-- begin --

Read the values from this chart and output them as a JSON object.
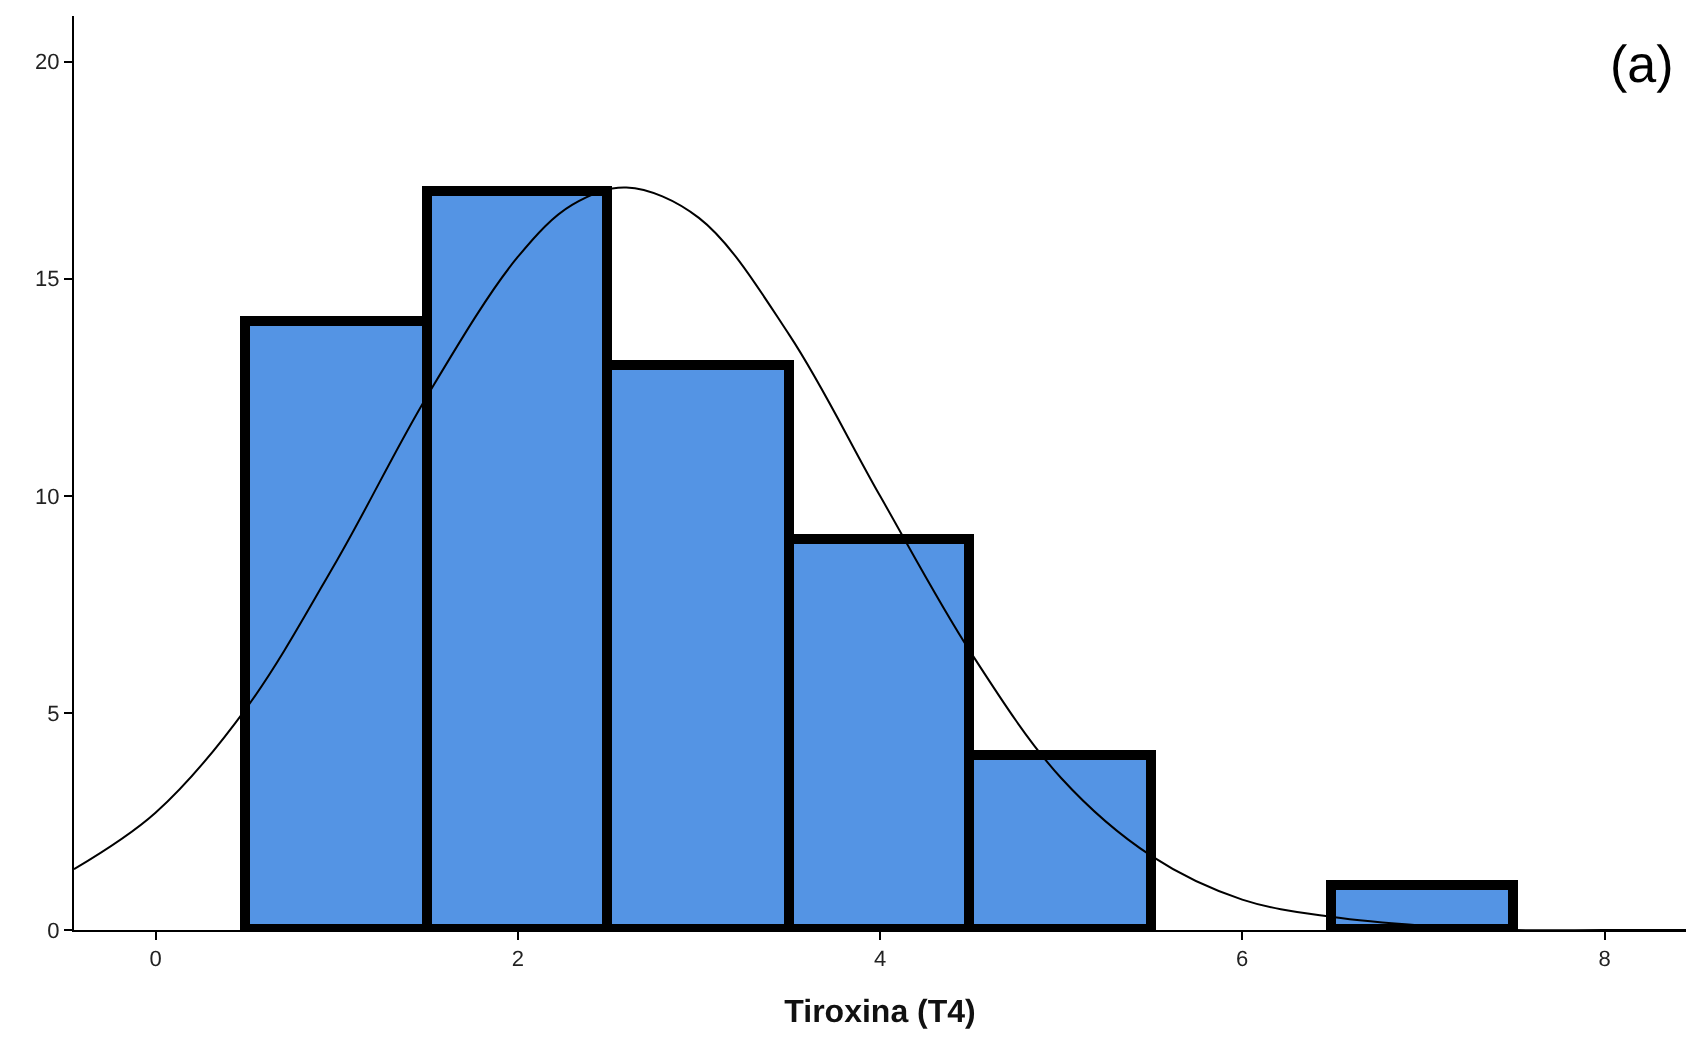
{
  "chart_data": {
    "type": "histogram",
    "xlabel": "Tiroxina (T4)",
    "annotations": [
      "(a)"
    ],
    "bins": [
      0.5,
      1.5,
      2.5,
      3.5,
      4.5,
      5.5,
      6.5,
      7.5
    ],
    "values": [
      14,
      17,
      13,
      9,
      4,
      0,
      1
    ],
    "color": "#5494e4",
    "series": [
      {
        "type": "line",
        "color": "#000000",
        "x": [
          -0.45,
          0,
          0.5,
          1,
          1.5,
          2,
          2.3,
          2.6,
          3,
          3.5,
          4,
          4.5,
          5,
          5.5,
          6,
          6.5,
          7,
          7.5,
          8,
          8.45
        ],
        "values": [
          1.4,
          2.7,
          5.1,
          8.5,
          12.3,
          15.5,
          16.7,
          17.1,
          16.4,
          13.7,
          10.0,
          6.4,
          3.5,
          1.7,
          0.7,
          0.3,
          0.1,
          0.0,
          0.0,
          0.0
        ]
      }
    ],
    "xlim": [
      -0.45,
      8.45
    ],
    "ylim": [
      0,
      21.05
    ],
    "xticks": [
      0,
      2,
      4,
      6,
      8
    ],
    "yticks": [
      0,
      5,
      10,
      15,
      20
    ]
  }
}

-- end --

Which lines include the word "values"? Copy every one of them.

● **SOLUTION BELOW**:
Read the values from this chart and output them as a JSON object.
    "values": [
        "values": [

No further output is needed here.